■ Task to complete ■
In the passage below on overseas textile production, repeat everything from "By the 1990s, almost" down to "university licensed apparel." without altering a word.

■ Page text ■
-- Start --
By the 1990s, almost all American textile production had moved overseas, largely to Latin America and Asia. The conditions in these factories were little changed from what workers in the United States had dealt with a century earlier. Moving from the northeast to the South to Mexico to Central America to Asia has been part of a long-term strategy by the apparel companies to find new workers to exploit and not have to improve working conditions or acquiesce to unions. Also in the 1990s, stories began appearing in the American media about the terrible working conditions in these sweatshops. Most famous were stories about Nike and the clothing line branded by TV host Kathie Lee Gifford. College students began campaigns to improve these conditions as they applied to the production of university licensed apparel.
-- End --
■ Entries supplied ■
-- Start --
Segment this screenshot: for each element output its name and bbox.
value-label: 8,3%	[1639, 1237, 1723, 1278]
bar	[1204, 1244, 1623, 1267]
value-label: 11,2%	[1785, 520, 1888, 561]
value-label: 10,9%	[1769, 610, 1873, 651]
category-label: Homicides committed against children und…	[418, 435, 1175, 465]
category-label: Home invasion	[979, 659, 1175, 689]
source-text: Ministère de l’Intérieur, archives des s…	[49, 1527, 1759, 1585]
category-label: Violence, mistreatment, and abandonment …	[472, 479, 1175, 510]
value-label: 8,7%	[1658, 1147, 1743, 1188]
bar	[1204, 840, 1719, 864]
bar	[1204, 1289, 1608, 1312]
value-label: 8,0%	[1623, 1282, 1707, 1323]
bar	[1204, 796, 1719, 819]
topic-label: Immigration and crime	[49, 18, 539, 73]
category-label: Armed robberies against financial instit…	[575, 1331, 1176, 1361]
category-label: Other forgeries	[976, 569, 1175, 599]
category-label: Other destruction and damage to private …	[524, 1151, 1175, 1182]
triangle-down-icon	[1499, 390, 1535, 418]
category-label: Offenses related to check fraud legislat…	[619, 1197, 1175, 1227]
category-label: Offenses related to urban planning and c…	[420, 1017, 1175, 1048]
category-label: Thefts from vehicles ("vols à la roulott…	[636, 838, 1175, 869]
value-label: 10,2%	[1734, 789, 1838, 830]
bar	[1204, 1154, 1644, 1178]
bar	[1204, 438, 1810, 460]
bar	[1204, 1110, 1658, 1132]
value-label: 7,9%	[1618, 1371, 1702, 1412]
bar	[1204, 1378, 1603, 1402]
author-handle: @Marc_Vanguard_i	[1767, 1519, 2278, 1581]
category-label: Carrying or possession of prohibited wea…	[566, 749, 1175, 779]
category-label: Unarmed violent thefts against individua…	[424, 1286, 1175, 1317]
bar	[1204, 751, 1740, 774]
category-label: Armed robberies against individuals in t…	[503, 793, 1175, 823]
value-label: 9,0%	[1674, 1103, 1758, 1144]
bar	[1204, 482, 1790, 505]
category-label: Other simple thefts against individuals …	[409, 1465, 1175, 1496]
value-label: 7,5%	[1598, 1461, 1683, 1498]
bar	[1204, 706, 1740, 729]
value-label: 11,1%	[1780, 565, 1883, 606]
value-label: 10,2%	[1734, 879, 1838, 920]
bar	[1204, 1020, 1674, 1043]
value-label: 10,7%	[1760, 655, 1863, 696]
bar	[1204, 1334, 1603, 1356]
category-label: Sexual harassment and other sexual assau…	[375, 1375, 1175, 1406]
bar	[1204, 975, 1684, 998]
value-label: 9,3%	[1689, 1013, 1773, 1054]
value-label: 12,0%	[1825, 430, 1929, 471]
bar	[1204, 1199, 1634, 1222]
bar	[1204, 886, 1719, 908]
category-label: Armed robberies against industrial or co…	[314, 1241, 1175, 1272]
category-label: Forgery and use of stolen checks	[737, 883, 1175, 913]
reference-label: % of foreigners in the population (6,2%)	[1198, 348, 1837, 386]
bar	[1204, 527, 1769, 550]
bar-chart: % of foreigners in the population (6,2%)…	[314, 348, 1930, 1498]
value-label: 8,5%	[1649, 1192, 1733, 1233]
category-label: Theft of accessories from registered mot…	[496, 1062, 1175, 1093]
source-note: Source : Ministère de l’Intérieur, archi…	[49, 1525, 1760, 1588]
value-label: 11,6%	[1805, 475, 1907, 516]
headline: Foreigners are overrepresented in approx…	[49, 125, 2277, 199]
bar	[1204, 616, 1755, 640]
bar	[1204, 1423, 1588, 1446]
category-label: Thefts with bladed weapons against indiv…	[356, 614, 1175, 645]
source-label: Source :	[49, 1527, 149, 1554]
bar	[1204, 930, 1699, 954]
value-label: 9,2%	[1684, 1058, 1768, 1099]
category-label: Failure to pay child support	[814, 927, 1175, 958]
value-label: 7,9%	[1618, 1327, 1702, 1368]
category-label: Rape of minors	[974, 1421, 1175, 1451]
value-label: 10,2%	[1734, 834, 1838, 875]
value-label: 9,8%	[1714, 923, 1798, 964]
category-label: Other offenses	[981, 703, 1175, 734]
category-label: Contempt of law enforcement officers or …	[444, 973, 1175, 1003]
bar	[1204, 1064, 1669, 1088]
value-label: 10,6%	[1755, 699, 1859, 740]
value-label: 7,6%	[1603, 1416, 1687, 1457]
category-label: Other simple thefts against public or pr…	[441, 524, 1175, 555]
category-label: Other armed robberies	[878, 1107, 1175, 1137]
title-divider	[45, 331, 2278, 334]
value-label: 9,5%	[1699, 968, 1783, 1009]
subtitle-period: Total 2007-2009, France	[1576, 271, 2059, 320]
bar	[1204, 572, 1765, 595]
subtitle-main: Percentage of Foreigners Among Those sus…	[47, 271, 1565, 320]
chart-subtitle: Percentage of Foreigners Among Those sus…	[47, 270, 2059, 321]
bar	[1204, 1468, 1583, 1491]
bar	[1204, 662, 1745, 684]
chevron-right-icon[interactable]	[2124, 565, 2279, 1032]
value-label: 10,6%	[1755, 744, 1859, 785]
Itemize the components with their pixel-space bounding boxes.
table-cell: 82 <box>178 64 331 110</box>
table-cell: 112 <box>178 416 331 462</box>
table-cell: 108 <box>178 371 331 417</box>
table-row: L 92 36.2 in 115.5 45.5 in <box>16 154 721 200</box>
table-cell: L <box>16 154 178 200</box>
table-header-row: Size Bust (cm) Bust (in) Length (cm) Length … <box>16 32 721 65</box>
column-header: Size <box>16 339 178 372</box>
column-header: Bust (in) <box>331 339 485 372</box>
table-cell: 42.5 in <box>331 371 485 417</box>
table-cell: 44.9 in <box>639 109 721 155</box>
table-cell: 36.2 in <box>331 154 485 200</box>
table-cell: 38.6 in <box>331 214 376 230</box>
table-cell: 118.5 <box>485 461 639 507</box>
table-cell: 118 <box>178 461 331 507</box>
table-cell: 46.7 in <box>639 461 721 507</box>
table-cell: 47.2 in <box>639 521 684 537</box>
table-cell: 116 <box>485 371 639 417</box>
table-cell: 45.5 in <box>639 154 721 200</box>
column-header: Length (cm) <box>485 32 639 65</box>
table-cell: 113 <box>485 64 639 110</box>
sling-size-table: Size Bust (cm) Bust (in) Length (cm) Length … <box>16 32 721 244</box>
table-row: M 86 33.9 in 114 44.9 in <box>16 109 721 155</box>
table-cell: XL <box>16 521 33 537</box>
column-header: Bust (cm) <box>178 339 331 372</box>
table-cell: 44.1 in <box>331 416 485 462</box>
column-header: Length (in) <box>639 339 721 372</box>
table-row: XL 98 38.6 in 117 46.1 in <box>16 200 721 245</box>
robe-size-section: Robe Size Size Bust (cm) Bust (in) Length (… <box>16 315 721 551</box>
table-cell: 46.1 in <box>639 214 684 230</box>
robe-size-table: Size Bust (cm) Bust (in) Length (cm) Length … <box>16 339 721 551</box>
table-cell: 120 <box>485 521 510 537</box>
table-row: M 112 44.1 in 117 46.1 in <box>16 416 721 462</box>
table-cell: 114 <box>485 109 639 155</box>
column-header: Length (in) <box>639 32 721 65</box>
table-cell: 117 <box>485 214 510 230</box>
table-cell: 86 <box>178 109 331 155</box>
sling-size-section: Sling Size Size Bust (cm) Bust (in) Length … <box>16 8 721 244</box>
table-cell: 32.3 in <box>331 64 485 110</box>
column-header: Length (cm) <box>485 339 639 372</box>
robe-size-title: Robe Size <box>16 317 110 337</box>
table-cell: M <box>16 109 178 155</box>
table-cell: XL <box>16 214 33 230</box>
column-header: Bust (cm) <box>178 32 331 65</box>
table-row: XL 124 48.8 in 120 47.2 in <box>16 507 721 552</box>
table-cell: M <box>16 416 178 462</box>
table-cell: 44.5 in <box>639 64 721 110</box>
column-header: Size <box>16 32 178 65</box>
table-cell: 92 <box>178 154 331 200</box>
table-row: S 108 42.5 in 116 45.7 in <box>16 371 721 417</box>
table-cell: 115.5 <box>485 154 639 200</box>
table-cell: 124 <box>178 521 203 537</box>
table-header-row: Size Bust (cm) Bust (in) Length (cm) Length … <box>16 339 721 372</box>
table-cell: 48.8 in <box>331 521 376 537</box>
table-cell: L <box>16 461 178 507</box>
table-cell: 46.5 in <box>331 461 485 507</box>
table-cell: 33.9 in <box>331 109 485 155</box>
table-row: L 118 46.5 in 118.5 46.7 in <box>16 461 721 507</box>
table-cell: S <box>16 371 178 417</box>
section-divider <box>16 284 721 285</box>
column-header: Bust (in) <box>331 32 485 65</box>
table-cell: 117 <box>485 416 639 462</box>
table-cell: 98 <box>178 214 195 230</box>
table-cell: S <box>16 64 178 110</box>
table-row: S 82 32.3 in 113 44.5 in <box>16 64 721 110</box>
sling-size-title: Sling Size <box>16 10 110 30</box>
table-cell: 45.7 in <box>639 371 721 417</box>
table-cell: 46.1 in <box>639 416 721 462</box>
-- End --
■ Response ■
By the 1990s, almost all American textile production had moved overseas, largely to Latin America and Asia. The conditions in these factories were little changed from what workers in the United States had dealt with a century earlier. Moving from the northeast to the South to Mexico to Central America to Asia has been part of a long-term strategy by the apparel companies to find new workers to exploit and not have to improve working conditions or acquiesce to unions. Also in the 1990s, stories began appearing in the American media about the terrible working conditions in these sweatshops. Most famous were stories about Nike and the clothing line branded by TV host Kathie Lee Gifford. College students began campaigns to improve these conditions as they applied to the production of university licensed apparel.